(Entries from a dataset)
+ + + + + + +
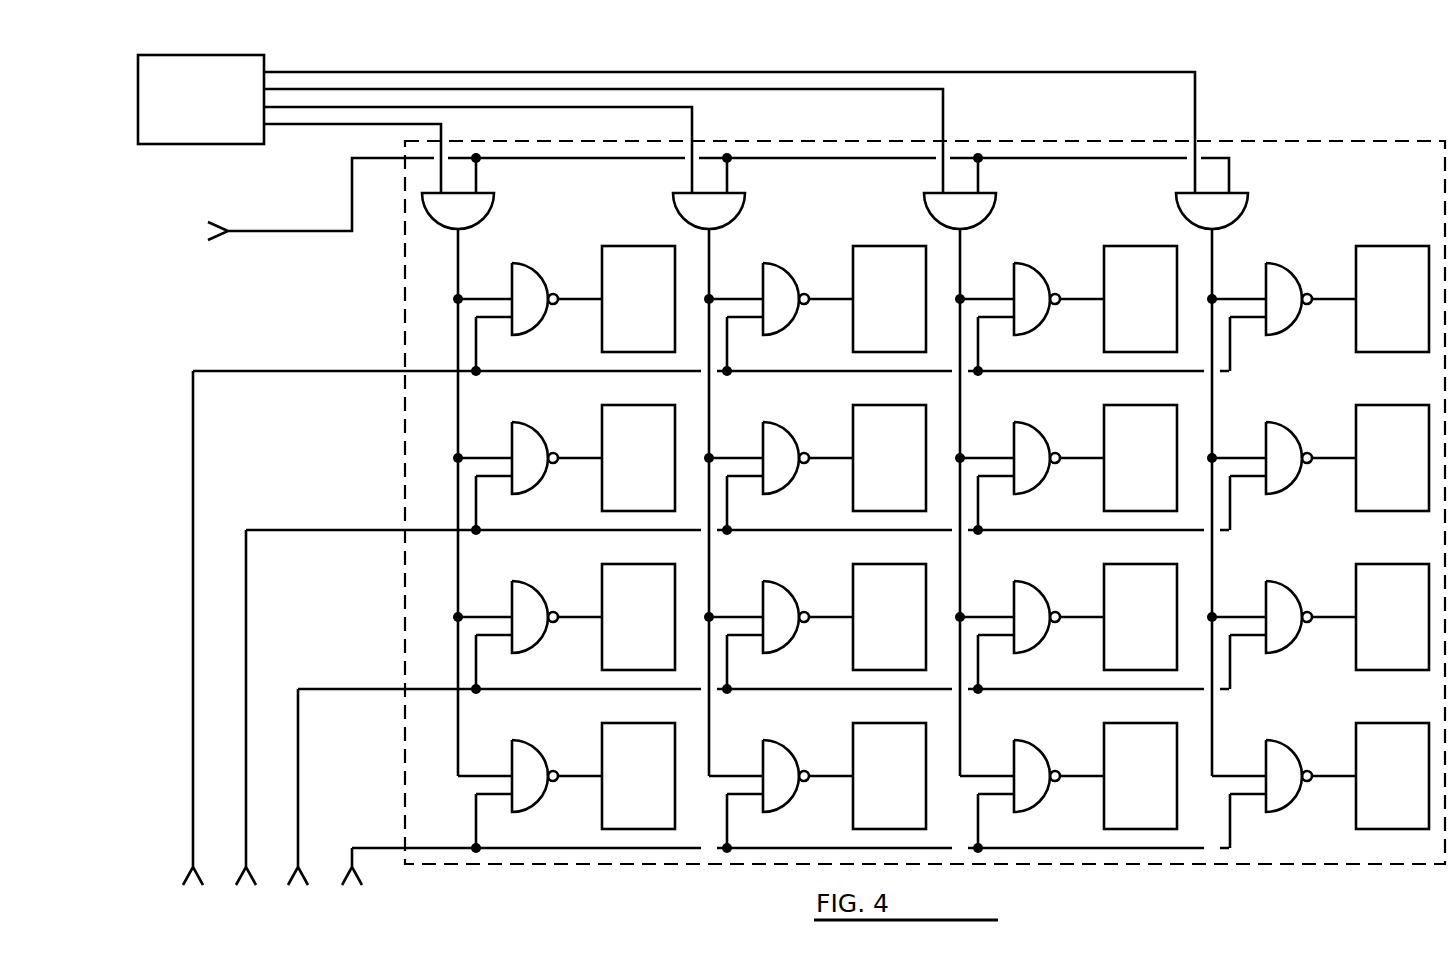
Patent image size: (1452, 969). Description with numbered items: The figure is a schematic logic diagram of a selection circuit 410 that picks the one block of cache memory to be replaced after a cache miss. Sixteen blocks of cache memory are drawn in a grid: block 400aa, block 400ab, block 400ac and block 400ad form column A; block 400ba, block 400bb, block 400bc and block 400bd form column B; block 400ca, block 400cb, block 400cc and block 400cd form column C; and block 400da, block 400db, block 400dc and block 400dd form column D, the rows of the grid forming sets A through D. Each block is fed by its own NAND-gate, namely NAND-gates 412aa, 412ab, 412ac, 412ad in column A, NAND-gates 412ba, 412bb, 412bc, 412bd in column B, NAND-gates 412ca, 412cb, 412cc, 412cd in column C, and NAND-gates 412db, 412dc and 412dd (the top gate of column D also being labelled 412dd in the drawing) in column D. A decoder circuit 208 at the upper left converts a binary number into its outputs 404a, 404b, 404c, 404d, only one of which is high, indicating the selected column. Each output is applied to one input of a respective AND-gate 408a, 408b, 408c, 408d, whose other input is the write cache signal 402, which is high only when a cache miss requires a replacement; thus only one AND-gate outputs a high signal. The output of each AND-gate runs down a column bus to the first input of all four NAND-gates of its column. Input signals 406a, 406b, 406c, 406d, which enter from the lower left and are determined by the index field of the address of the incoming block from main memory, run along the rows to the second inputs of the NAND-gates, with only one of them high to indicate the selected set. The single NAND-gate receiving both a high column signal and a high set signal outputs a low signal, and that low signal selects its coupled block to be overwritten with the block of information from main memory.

The decoder circuit 208 is at (178, 112).
The write cache signal 402 is at (218, 231).
The output of decoder circuit 404a is at (442, 136).
The output of decoder circuit 404b is at (693, 123).
The output of decoder circuit 404c is at (945, 122).
The output of decoder circuit 404d is at (1196, 121).
The input signal 406a is at (190, 884).
The input signal 406b is at (243, 882).
The input signal 406c is at (297, 883).
The input signal 406d is at (354, 883).
The AND-gate 408a is at (457, 213).
The AND-gate 408b is at (710, 212).
The AND-gate 408c is at (961, 212).
The AND-gate 408d is at (1213, 210).
The selection circuit 410 is at (1240, 893).
The NAND-gate 412aa is at (530, 295).
The NAND-gate 412ab is at (530, 454).
The NAND-gate 412ac is at (530, 613).
The NAND-gate 412ad is at (530, 772).
The NAND-gate 412ba is at (781, 295).
The NAND-gate 412bb is at (781, 454).
The NAND-gate 412bc is at (781, 613).
The NAND-gate 412bd is at (781, 772).
The NAND-gate 412ca is at (1032, 295).
The NAND-gate 412cb is at (1032, 454).
The NAND-gate 412cc is at (1032, 613).
The NAND-gate 412cd is at (1032, 772).
The NAND-gate 412dd is at (1284, 533).
The NAND-gate 412db is at (1284, 454).
The NAND-gate 412dc is at (1284, 613).
The block of cache memory 400aa is at (638, 299).
The block of cache memory 400ab is at (638, 458).
The block of cache memory 400ac is at (638, 617).
The block of cache memory 400ad is at (638, 776).
The block of cache memory 400ba is at (889, 299).
The block of cache memory 400bb is at (889, 458).
The block of cache memory 400bc is at (889, 617).
The block of cache memory 400bd is at (889, 776).
The block of cache memory 400ca is at (1140, 299).
The block of cache memory 400cb is at (1140, 458).
The block of cache memory 400cc is at (1140, 617).
The block of cache memory 400cd is at (1140, 776).
The block of cache memory 400da is at (1392, 299).
The block of cache memory 400db is at (1392, 458).
The block of cache memory 400dc is at (1392, 617).
The block of cache memory 400dd is at (1392, 776).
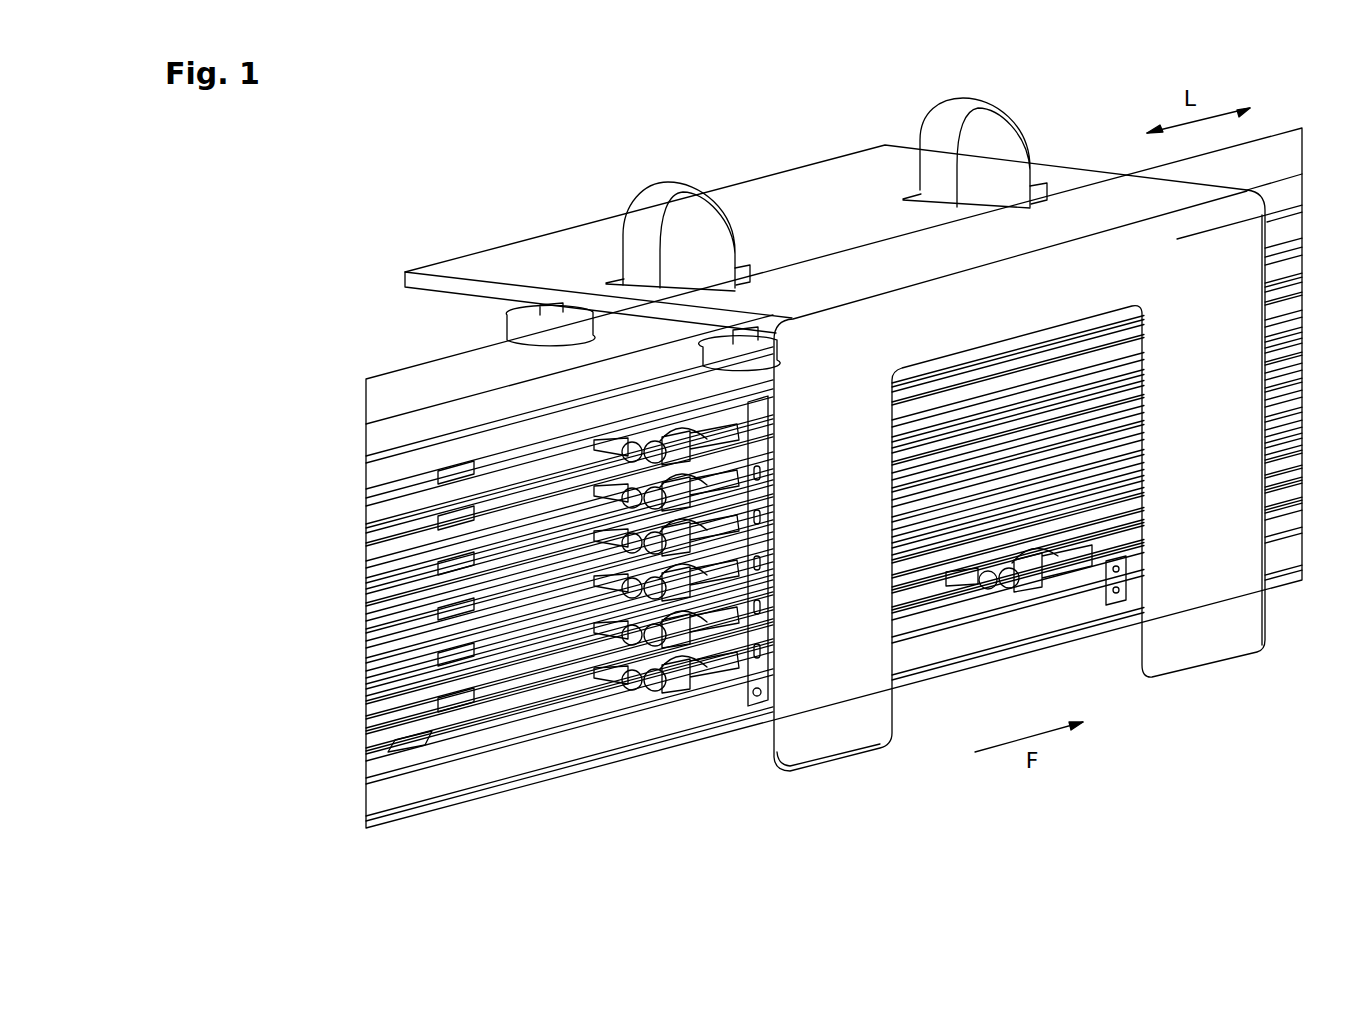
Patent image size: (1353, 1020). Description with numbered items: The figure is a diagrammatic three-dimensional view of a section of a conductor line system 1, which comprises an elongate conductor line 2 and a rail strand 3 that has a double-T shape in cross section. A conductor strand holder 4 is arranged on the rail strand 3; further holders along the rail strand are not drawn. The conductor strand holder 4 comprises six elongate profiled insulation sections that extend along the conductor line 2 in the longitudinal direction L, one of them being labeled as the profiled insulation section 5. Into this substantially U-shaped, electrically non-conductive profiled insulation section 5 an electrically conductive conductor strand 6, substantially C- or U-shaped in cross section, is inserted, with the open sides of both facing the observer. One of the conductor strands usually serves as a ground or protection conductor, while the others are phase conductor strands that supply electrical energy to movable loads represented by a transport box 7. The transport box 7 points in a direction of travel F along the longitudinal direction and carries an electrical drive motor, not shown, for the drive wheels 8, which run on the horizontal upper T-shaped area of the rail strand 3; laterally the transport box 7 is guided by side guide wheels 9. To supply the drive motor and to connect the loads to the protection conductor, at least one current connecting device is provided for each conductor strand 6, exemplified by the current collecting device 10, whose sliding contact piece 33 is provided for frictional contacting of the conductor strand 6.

The conductor line system 1 is at (318, 232).
The conductor line 2 is at (345, 540).
The rail strand 3 is at (385, 383).
The conductor strand holder 4 is at (466, 732).
The profiled insulation section 5 is at (512, 717).
The conductor strand 6 is at (565, 688).
The transport box 7 is at (837, 748).
The drive wheels 8 is at (927, 160).
The side guide wheels 9 is at (710, 347).
The current collecting device 10 is at (675, 704).
The sliding contact piece 33 is at (587, 684).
+ + + + + + +
* Task goal
Rewrite all the records above, changing "Patent image size" to "Drawing size" and keeping everything else the same. Leave the pictures out of your answer.

* Solution for this exercise
Drawing size: (1452, 969). Description with numbered items: The figure is a schematic logic diagram of a selection circuit 410 that picks the one block of cache memory to be replaced after a cache miss. Sixteen blocks of cache memory are drawn in a grid: block 400aa, block 400ab, block 400ac and block 400ad form column A; block 400ba, block 400bb, block 400bc and block 400bd form column B; block 400ca, block 400cb, block 400cc and block 400cd form column C; and block 400da, block 400db, block 400dc and block 400dd form column D, the rows of the grid forming sets A through D. Each block is fed by its own NAND-gate, namely NAND-gates 412aa, 412ab, 412ac, 412ad in column A, NAND-gates 412ba, 412bb, 412bc, 412bd in column B, NAND-gates 412ca, 412cb, 412cc, 412cd in column C, and NAND-gates 412db, 412dc and 412dd (the top gate of column D also being labelled 412dd in the drawing) in column D. A decoder circuit 208 at the upper left converts a binary number into its outputs 404a, 404b, 404c, 404d, only one of which is high, indicating the selected column. Each output is applied to one input of a respective AND-gate 408a, 408b, 408c, 408d, whose other input is the write cache signal 402, which is high only when a cache miss requires a replacement; thus only one AND-gate outputs a high signal. The output of each AND-gate runs down a column bus to the first input of all four NAND-gates of its column. Input signals 406a, 406b, 406c, 406d, which enter from the lower left and are determined by the index field of the address of the incoming block from main memory, run along the rows to the second inputs of the NAND-gates, with only one of them high to indicate the selected set. The single NAND-gate receiving both a high column signal and a high set signal outputs a low signal, and that low signal selects its coupled block to be overwritten with the block of information from main memory.

The decoder circuit 208 is at (178, 112).
The write cache signal 402 is at (218, 231).
The output of decoder circuit 404a is at (442, 136).
The output of decoder circuit 404b is at (693, 123).
The output of decoder circuit 404c is at (945, 122).
The output of decoder circuit 404d is at (1196, 121).
The input signal 406a is at (190, 884).
The input signal 406b is at (243, 882).
The input signal 406c is at (297, 883).
The input signal 406d is at (354, 883).
The AND-gate 408a is at (457, 213).
The AND-gate 408b is at (710, 212).
The AND-gate 408c is at (961, 212).
The AND-gate 408d is at (1213, 210).
The selection circuit 410 is at (1240, 893).
The NAND-gate 412aa is at (530, 295).
The NAND-gate 412ab is at (530, 454).
The NAND-gate 412ac is at (530, 613).
The NAND-gate 412ad is at (530, 772).
The NAND-gate 412ba is at (781, 295).
The NAND-gate 412bb is at (781, 454).
The NAND-gate 412bc is at (781, 613).
The NAND-gate 412bd is at (781, 772).
The NAND-gate 412ca is at (1032, 295).
The NAND-gate 412cb is at (1032, 454).
The NAND-gate 412cc is at (1032, 613).
The NAND-gate 412cd is at (1032, 772).
The NAND-gate 412dd is at (1284, 533).
The NAND-gate 412db is at (1284, 454).
The NAND-gate 412dc is at (1284, 613).
The block of cache memory 400aa is at (638, 299).
The block of cache memory 400ab is at (638, 458).
The block of cache memory 400ac is at (638, 617).
The block of cache memory 400ad is at (638, 776).
The block of cache memory 400ba is at (889, 299).
The block of cache memory 400bb is at (889, 458).
The block of cache memory 400bc is at (889, 617).
The block of cache memory 400bd is at (889, 776).
The block of cache memory 400ca is at (1140, 299).
The block of cache memory 400cb is at (1140, 458).
The block of cache memory 400cc is at (1140, 617).
The block of cache memory 400cd is at (1140, 776).
The block of cache memory 400da is at (1392, 299).
The block of cache memory 400db is at (1392, 458).
The block of cache memory 400dc is at (1392, 617).
The block of cache memory 400dd is at (1392, 776).
Drawing size: (1353, 1020). Description with numbered items: The figure is a diagrammatic three-dimensional view of a section of a conductor line system 1, which comprises an elongate conductor line 2 and a rail strand 3 that has a double-T shape in cross section. A conductor strand holder 4 is arranged on the rail strand 3; further holders along the rail strand are not drawn. The conductor strand holder 4 comprises six elongate profiled insulation sections that extend along the conductor line 2 in the longitudinal direction L, one of them being labeled as the profiled insulation section 5. Into this substantially U-shaped, electrically non-conductive profiled insulation section 5 an electrically conductive conductor strand 6, substantially C- or U-shaped in cross section, is inserted, with the open sides of both facing the observer. One of the conductor strands usually serves as a ground or protection conductor, while the others are phase conductor strands that supply electrical energy to movable loads represented by a transport box 7. The transport box 7 points in a direction of travel F along the longitudinal direction and carries an electrical drive motor, not shown, for the drive wheels 8, which run on the horizontal upper T-shaped area of the rail strand 3; laterally the transport box 7 is guided by side guide wheels 9. To supply the drive motor and to connect the loads to the protection conductor, at least one current connecting device is provided for each conductor strand 6, exemplified by the current collecting device 10, whose sliding contact piece 33 is provided for frictional contacting of the conductor strand 6.

The conductor line system 1 is at (318, 232).
The conductor line 2 is at (345, 540).
The rail strand 3 is at (385, 383).
The conductor strand holder 4 is at (466, 732).
The profiled insulation section 5 is at (512, 717).
The conductor strand 6 is at (565, 688).
The transport box 7 is at (837, 748).
The drive wheels 8 is at (927, 160).
The side guide wheels 9 is at (710, 347).
The current collecting device 10 is at (675, 704).
The sliding contact piece 33 is at (587, 684).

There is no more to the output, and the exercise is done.